**YOUR TASK**
Exact repetition of every entry is required.

□ □ □ □

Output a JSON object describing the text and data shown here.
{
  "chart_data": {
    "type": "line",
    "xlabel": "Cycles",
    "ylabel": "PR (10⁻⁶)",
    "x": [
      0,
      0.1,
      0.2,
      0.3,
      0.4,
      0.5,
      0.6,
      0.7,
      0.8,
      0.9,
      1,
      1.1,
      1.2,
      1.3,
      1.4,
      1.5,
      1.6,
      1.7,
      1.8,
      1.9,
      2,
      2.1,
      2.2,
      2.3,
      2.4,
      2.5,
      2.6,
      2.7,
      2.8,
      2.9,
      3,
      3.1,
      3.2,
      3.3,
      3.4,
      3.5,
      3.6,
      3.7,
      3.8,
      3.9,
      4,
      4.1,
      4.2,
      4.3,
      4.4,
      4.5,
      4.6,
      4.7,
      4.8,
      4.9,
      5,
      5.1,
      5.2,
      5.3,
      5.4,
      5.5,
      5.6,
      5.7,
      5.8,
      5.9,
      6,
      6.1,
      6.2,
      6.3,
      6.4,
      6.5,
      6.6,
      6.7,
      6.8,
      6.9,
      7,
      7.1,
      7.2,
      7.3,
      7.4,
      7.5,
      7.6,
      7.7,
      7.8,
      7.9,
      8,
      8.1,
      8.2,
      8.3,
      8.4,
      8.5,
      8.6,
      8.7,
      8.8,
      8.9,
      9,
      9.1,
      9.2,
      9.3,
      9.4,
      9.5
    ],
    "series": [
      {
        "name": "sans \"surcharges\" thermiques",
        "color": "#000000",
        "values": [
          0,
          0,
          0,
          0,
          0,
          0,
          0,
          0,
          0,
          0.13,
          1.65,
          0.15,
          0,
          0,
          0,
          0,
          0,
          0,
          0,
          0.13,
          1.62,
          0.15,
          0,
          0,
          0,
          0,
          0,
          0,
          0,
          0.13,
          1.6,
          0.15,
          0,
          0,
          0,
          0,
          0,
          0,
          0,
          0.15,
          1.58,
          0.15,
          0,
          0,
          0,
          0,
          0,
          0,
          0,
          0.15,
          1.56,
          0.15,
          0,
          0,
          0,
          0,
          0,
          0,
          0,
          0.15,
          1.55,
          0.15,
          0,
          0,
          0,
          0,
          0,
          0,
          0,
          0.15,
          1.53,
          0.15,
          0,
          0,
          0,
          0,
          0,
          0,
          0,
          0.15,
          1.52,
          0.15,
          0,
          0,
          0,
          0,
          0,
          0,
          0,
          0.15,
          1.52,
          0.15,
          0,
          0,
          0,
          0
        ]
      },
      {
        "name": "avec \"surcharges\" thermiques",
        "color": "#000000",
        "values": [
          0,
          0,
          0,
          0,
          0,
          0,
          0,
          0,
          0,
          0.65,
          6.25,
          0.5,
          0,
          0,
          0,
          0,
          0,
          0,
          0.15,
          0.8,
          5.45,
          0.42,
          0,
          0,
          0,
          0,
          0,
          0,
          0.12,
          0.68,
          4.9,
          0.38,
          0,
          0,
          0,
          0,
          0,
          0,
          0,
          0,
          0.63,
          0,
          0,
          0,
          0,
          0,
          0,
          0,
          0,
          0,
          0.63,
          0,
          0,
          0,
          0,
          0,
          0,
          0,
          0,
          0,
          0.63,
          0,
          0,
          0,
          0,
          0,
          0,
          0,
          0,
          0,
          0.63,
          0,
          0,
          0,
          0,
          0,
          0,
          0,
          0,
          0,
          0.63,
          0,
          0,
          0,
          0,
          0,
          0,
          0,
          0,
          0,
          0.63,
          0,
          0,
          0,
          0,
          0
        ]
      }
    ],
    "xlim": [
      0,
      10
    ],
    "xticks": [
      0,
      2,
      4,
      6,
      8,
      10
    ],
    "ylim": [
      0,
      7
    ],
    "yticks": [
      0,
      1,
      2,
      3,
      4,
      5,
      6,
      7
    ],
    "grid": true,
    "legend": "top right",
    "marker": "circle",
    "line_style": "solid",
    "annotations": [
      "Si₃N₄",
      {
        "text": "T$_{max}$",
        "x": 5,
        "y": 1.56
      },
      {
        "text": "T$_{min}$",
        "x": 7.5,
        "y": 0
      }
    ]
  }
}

□ □ □ □

**SOLUTION TO THE EXERCISE**
Output a JSON object describing the text and data shown here.
{
  "chart_data": {
    "type": "line",
    "xlabel": "Cycles",
    "ylabel": "PR (10⁻⁶)",
    "x": [
      0,
      0.1,
      0.2,
      0.3,
      0.4,
      0.5,
      0.6,
      0.7,
      0.8,
      0.9,
      1,
      1.1,
      1.2,
      1.3,
      1.4,
      1.5,
      1.6,
      1.7,
      1.8,
      1.9,
      2,
      2.1,
      2.2,
      2.3,
      2.4,
      2.5,
      2.6,
      2.7,
      2.8,
      2.9,
      3,
      3.1,
      3.2,
      3.3,
      3.4,
      3.5,
      3.6,
      3.7,
      3.8,
      3.9,
      4,
      4.1,
      4.2,
      4.3,
      4.4,
      4.5,
      4.6,
      4.7,
      4.8,
      4.9,
      5,
      5.1,
      5.2,
      5.3,
      5.4,
      5.5,
      5.6,
      5.7,
      5.8,
      5.9,
      6,
      6.1,
      6.2,
      6.3,
      6.4,
      6.5,
      6.6,
      6.7,
      6.8,
      6.9,
      7,
      7.1,
      7.2,
      7.3,
      7.4,
      7.5,
      7.6,
      7.7,
      7.8,
      7.9,
      8,
      8.1,
      8.2,
      8.3,
      8.4,
      8.5,
      8.6,
      8.7,
      8.8,
      8.9,
      9,
      9.1,
      9.2,
      9.3,
      9.4,
      9.5
    ],
    "series": [
      {
        "name": "sans \"surcharges\" thermiques",
        "color": "#000000",
        "values": [
          0,
          0,
          0,
          0,
          0,
          0,
          0,
          0,
          0,
          0.13,
          1.65,
          0.15,
          0,
          0,
          0,
          0,
          0,
          0,
          0,
          0.13,
          1.62,
          0.15,
          0,
          0,
          0,
          0,
          0,
          0,
          0,
          0.13,
          1.6,
          0.15,
          0,
          0,
          0,
          0,
          0,
          0,
          0,
          0.15,
          1.58,
          0.15,
          0,
          0,
          0,
          0,
          0,
          0,
          0,
          0.15,
          1.56,
          0.15,
          0,
          0,
          0,
          0,
          0,
          0,
          0,
          0.15,
          1.55,
          0.15,
          0,
          0,
          0,
          0,
          0,
          0,
          0,
          0.15,
          1.53,
          0.15,
          0,
          0,
          0,
          0,
          0,
          0,
          0,
          0.15,
          1.52,
          0.15,
          0,
          0,
          0,
          0,
          0,
          0,
          0,
          0.15,
          1.52,
          0.15,
          0,
          0,
          0,
          0
        ]
      },
      {
        "name": "avec \"surcharges\" thermiques",
        "color": "#000000",
        "values": [
          0,
          0,
          0,
          0,
          0,
          0,
          0,
          0,
          0,
          0.65,
          6.25,
          0.5,
          0,
          0,
          0,
          0,
          0,
          0,
          0.15,
          0.8,
          5.45,
          0.42,
          0,
          0,
          0,
          0,
          0,
          0,
          0.12,
          0.68,
          4.9,
          0.38,
          0,
          0,
          0,
          0,
          0,
          0,
          0,
          0,
          0.63,
          0,
          0,
          0,
          0,
          0,
          0,
          0,
          0,
          0,
          0.63,
          0,
          0,
          0,
          0,
          0,
          0,
          0,
          0,
          0,
          0.63,
          0,
          0,
          0,
          0,
          0,
          0,
          0,
          0,
          0,
          0.63,
          0,
          0,
          0,
          0,
          0,
          0,
          0,
          0,
          0,
          0.63,
          0,
          0,
          0,
          0,
          0,
          0,
          0,
          0,
          0,
          0.63,
          0,
          0,
          0,
          0,
          0
        ]
      }
    ],
    "xlim": [
      0,
      10
    ],
    "xticks": [
      0,
      2,
      4,
      6,
      8,
      10
    ],
    "ylim": [
      0,
      7
    ],
    "yticks": [
      0,
      1,
      2,
      3,
      4,
      5,
      6,
      7
    ],
    "grid": true,
    "legend": "top right",
    "marker": "circle",
    "line_style": "solid",
    "annotations": [
      "Si₃N₄",
      {
        "text": "T$_{max}$",
        "x": 5,
        "y": 1.56
      },
      {
        "text": "T$_{min}$",
        "x": 7.5,
        "y": 0
      }
    ]
  }
}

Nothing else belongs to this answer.